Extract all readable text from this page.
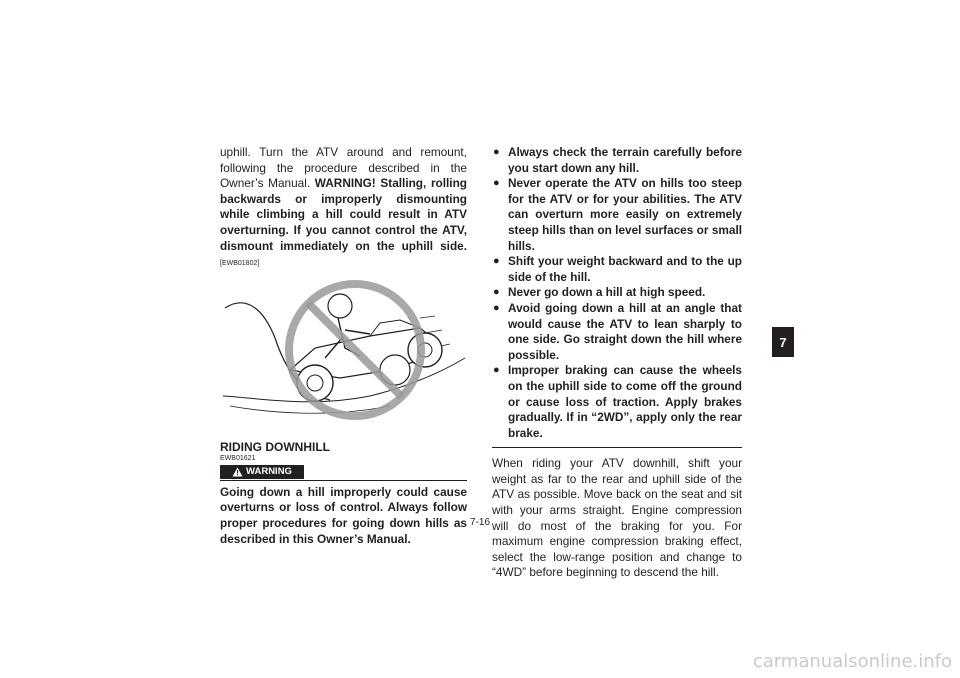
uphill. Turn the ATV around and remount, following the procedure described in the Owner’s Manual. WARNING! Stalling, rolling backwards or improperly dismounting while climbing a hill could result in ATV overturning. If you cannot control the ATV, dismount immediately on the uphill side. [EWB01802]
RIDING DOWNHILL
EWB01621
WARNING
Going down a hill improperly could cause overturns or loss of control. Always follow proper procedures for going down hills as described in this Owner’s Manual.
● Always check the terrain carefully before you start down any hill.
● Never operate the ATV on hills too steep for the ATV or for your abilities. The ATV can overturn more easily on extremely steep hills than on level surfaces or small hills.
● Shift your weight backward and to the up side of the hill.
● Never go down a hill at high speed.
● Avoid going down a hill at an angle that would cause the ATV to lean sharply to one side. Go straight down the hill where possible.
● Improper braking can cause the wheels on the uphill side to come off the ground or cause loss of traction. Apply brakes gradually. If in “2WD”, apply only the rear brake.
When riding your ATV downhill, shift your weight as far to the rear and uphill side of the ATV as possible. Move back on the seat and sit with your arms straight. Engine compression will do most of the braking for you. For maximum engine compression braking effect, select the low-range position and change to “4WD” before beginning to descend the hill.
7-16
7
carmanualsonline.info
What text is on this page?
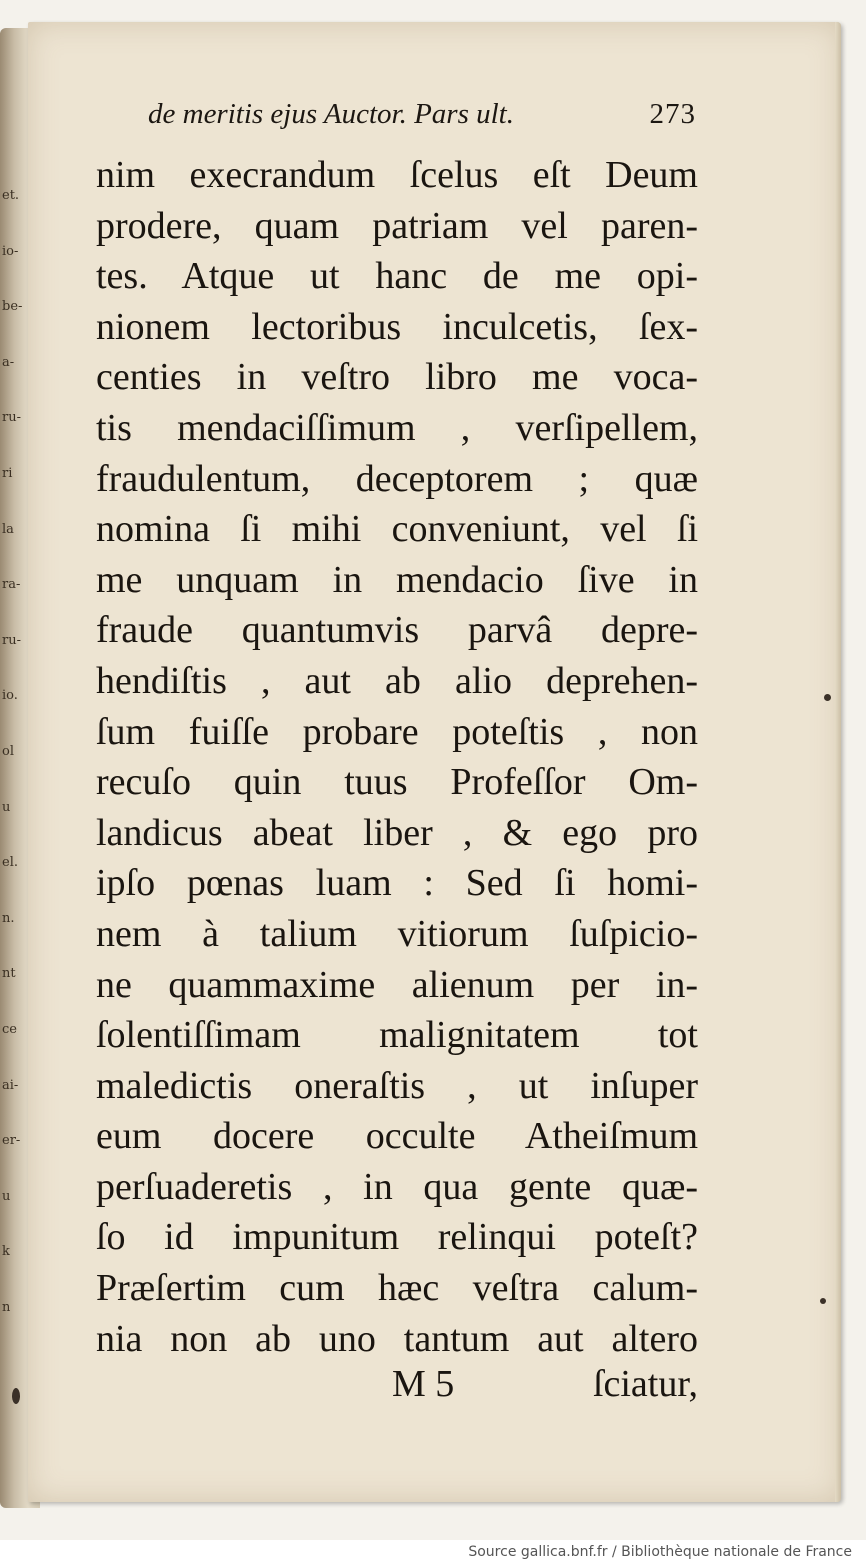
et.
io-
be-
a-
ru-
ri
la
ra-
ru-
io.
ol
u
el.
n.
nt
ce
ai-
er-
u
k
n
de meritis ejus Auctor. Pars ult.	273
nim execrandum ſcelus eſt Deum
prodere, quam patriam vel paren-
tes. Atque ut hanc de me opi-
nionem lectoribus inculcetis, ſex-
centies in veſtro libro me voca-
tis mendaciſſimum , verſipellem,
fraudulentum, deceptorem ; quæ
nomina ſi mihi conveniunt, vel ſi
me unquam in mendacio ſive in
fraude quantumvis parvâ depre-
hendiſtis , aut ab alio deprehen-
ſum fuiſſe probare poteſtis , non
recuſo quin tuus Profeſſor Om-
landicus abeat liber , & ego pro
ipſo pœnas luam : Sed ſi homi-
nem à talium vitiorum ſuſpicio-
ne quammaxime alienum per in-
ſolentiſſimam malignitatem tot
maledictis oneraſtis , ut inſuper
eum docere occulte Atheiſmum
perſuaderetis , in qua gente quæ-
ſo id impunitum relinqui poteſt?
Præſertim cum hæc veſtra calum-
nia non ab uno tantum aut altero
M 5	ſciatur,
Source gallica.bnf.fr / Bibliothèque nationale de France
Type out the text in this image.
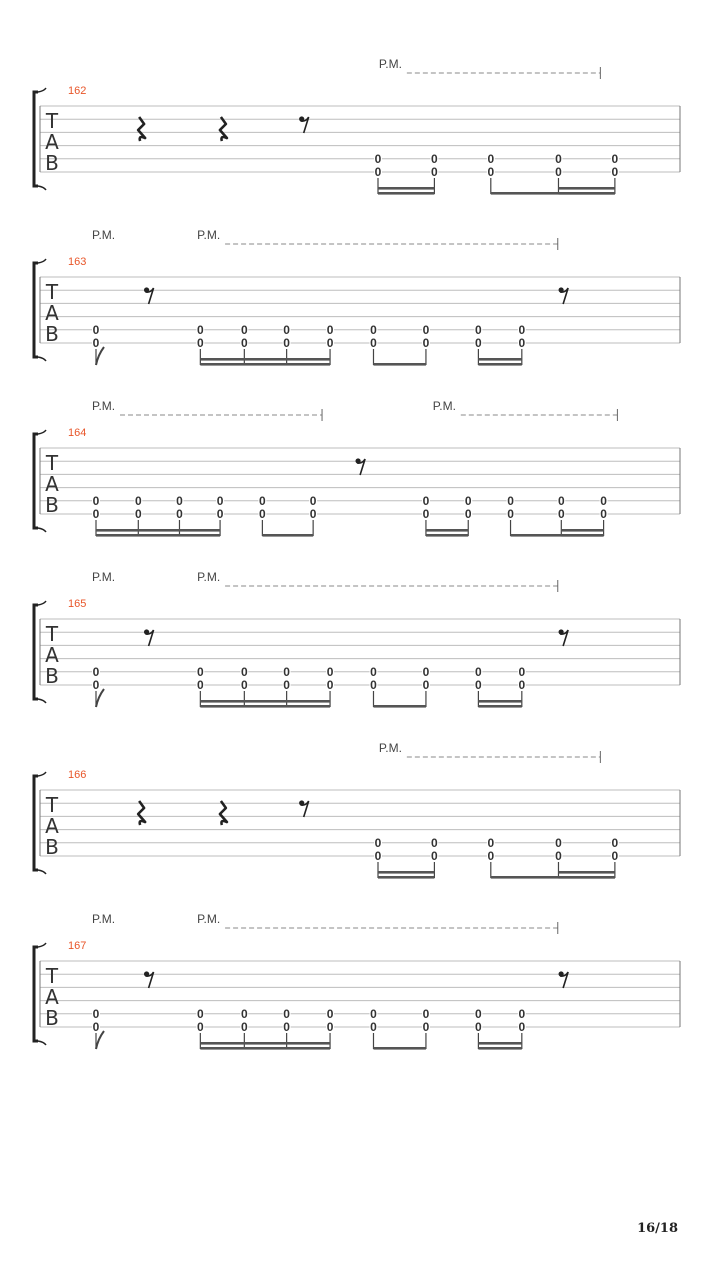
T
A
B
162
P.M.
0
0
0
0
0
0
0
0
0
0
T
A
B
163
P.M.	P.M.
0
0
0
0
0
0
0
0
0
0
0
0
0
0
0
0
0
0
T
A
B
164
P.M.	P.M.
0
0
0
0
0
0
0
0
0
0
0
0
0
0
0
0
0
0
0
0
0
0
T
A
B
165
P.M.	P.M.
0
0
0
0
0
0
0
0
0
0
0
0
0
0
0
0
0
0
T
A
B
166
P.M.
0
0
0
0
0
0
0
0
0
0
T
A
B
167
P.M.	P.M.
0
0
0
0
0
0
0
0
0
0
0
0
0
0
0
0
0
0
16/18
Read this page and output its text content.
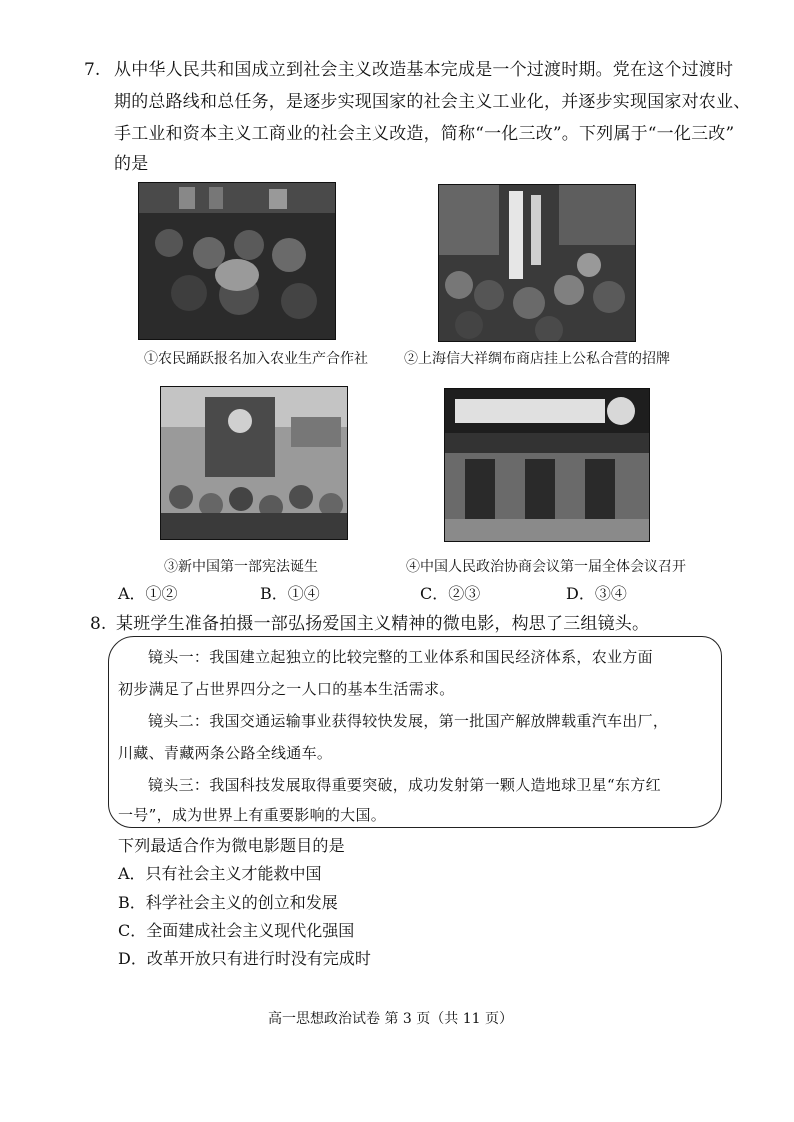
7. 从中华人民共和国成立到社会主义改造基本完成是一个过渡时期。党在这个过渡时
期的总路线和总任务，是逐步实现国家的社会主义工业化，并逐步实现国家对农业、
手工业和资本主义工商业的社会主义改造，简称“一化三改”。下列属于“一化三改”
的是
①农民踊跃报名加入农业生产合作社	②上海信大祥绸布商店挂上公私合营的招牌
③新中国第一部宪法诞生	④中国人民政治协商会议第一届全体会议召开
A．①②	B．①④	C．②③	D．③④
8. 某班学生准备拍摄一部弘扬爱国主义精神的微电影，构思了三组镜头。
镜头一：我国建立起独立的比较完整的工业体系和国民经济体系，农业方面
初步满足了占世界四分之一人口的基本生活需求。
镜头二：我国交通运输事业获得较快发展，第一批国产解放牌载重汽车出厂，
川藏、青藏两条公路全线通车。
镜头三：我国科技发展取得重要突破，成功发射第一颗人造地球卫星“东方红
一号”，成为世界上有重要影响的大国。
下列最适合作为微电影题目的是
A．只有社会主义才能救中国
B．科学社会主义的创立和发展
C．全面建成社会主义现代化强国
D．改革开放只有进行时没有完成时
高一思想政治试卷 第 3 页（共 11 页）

Directive. Write out, word for word, the line containing "Type out the text in this image." and each line after it to the end of the data, and nothing more. Drop the pictures.

Complete response.
Type out the text in this image.
T
A
B
162
P.M.
0
0
0
0
0
0
0
0
0
0
T
A
B
163
P.M.	P.M.
0
0
0
0
0
0
0
0
0
0
0
0
0
0
0
0
0
0
T
A
B
164
P.M.	P.M.
0
0
0
0
0
0
0
0
0
0
0
0
0
0
0
0
0
0
0
0
0
0
T
A
B
165
P.M.	P.M.
0
0
0
0
0
0
0
0
0
0
0
0
0
0
0
0
0
0
T
A
B
166
P.M.
0
0
0
0
0
0
0
0
0
0
T
A
B
167
P.M.	P.M.
0
0
0
0
0
0
0
0
0
0
0
0
0
0
0
0
0
0
16/18
Read this page and output its text content.
7. 从中华人民共和国成立到社会主义改造基本完成是一个过渡时期。党在这个过渡时
期的总路线和总任务，是逐步实现国家的社会主义工业化，并逐步实现国家对农业、
手工业和资本主义工商业的社会主义改造，简称“一化三改”。下列属于“一化三改”
的是
①农民踊跃报名加入农业生产合作社	②上海信大祥绸布商店挂上公私合营的招牌
③新中国第一部宪法诞生	④中国人民政治协商会议第一届全体会议召开
A．①②	B．①④	C．②③	D．③④
8. 某班学生准备拍摄一部弘扬爱国主义精神的微电影，构思了三组镜头。
镜头一：我国建立起独立的比较完整的工业体系和国民经济体系，农业方面
初步满足了占世界四分之一人口的基本生活需求。
镜头二：我国交通运输事业获得较快发展，第一批国产解放牌载重汽车出厂，
川藏、青藏两条公路全线通车。
镜头三：我国科技发展取得重要突破，成功发射第一颗人造地球卫星“东方红
一号”，成为世界上有重要影响的大国。
下列最适合作为微电影题目的是
A．只有社会主义才能救中国
B．科学社会主义的创立和发展
C．全面建成社会主义现代化强国
D．改革开放只有进行时没有完成时
高一思想政治试卷 第 3 页（共 11 页）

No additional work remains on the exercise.